#### TASK PROMPT
Find each line holding "стейкинга" and copy it out.

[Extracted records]
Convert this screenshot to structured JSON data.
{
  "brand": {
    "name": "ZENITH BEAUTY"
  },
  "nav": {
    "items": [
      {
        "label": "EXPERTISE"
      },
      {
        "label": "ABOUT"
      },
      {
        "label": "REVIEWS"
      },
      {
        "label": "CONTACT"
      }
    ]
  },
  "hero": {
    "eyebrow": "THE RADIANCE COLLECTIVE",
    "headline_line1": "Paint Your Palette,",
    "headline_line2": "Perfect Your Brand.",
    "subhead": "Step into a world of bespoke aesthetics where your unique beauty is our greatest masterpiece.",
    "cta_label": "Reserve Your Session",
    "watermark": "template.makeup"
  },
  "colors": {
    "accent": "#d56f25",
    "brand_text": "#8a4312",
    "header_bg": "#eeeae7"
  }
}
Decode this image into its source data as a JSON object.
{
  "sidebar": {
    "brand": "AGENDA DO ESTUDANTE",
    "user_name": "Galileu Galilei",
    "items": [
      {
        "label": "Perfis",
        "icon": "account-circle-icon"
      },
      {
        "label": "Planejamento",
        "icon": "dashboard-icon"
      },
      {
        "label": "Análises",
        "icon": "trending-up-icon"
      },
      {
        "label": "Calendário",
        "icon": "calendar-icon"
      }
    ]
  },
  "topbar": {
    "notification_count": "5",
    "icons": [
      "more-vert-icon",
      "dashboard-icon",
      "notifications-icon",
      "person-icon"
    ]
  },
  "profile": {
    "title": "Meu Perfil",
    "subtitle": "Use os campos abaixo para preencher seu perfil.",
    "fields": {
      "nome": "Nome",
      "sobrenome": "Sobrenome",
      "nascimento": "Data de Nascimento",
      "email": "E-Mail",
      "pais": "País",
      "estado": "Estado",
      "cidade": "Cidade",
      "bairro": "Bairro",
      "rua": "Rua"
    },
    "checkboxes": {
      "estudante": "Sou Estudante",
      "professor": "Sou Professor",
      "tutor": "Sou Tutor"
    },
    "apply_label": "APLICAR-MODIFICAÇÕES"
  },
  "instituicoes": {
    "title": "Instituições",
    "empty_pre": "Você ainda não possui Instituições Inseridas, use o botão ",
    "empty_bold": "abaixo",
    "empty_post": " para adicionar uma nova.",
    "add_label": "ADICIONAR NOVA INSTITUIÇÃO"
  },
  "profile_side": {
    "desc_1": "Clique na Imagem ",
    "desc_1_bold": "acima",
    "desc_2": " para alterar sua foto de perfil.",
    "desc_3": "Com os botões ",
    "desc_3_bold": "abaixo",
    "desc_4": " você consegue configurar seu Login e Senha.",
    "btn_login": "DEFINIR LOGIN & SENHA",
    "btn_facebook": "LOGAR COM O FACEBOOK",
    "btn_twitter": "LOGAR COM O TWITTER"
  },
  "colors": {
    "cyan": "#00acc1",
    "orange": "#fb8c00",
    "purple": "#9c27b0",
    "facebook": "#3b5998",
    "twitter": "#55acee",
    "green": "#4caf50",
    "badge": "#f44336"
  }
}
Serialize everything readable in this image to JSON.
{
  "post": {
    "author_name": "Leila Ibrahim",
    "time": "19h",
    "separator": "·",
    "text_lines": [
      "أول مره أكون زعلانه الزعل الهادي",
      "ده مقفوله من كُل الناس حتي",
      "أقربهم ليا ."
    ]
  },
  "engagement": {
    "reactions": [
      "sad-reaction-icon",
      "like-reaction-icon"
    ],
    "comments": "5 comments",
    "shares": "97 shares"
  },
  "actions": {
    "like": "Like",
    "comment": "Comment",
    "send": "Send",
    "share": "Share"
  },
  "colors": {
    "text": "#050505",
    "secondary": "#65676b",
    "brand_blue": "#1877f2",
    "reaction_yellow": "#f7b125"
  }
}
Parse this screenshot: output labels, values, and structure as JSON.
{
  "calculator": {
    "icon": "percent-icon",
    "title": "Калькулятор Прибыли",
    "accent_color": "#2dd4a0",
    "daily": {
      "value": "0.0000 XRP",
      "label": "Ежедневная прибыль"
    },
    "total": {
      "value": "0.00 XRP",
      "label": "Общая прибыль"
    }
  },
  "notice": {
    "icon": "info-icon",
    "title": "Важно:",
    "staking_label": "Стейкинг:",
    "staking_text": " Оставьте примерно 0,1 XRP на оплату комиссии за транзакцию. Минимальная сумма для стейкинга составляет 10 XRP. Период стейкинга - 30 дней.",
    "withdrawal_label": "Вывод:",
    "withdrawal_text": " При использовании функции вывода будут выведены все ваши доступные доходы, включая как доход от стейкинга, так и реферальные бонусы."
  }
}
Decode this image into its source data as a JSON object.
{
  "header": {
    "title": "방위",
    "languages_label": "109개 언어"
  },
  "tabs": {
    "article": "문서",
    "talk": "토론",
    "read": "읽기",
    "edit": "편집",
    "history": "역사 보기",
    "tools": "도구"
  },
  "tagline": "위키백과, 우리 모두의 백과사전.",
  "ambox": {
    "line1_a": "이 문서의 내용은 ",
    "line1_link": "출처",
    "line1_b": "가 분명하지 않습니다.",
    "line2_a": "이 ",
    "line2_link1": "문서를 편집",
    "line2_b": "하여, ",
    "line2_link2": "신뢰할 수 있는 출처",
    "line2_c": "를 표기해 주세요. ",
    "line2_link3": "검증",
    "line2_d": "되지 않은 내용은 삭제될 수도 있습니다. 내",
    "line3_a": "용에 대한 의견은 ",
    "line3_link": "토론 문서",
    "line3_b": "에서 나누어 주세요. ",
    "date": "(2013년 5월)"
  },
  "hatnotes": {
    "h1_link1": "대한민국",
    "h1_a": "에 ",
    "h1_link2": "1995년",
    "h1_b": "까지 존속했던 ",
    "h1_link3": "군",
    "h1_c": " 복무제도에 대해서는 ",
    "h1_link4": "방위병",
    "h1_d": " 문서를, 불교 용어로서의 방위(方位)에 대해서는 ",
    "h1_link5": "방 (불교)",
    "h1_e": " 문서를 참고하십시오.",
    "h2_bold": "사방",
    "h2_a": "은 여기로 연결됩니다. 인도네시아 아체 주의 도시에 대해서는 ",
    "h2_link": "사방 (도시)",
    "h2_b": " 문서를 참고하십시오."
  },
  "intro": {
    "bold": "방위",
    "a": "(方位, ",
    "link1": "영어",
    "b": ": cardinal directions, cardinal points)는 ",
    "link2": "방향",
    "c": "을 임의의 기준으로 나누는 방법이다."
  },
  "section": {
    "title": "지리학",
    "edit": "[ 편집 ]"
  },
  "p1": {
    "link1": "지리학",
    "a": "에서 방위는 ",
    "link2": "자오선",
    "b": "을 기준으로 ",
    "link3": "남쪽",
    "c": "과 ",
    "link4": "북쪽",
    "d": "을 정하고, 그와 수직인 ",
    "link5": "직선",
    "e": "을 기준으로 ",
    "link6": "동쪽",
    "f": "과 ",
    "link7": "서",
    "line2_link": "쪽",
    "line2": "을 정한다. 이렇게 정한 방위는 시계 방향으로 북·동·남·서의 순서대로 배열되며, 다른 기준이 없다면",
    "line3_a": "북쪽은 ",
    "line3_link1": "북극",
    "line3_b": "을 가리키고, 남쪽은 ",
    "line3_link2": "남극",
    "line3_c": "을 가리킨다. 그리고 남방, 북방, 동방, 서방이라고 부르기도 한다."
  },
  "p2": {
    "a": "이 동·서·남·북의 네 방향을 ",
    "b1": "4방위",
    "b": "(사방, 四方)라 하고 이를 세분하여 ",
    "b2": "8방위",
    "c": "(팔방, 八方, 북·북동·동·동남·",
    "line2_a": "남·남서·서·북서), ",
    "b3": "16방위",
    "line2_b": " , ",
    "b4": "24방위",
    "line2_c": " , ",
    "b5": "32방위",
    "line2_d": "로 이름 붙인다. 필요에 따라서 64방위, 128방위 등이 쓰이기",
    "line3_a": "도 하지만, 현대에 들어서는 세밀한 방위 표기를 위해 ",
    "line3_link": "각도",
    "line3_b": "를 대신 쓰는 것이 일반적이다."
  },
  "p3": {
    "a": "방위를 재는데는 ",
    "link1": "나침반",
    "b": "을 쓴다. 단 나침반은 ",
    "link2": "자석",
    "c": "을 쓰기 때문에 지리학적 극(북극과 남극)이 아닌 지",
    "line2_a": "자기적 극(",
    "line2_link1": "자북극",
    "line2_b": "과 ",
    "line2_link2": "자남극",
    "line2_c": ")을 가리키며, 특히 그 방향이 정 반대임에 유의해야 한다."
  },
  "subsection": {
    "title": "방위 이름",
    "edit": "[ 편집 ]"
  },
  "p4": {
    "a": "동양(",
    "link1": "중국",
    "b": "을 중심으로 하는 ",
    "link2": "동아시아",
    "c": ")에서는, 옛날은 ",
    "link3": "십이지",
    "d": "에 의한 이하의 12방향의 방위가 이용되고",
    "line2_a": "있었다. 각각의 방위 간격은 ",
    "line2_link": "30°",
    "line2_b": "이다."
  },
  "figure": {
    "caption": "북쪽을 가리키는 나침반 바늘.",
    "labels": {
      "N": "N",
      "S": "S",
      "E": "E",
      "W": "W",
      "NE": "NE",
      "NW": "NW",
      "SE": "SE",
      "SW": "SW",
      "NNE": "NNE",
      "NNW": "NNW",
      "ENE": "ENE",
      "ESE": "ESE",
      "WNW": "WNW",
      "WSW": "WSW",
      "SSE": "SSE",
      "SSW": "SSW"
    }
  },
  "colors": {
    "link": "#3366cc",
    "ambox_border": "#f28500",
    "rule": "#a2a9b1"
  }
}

#### THE ANSWER
    "staking_text": " Оставьте примерно 0,1 XRP на оплату комиссии за транзакцию. Минимальная сумма для стейкинга составляет 10 XRP. Период стейкинга - 30 дней.",
    "withdrawal_text": " При использовании функции вывода будут выведены все ваши доступные доходы, включая как доход от стейкинга, так и реферальные бонусы."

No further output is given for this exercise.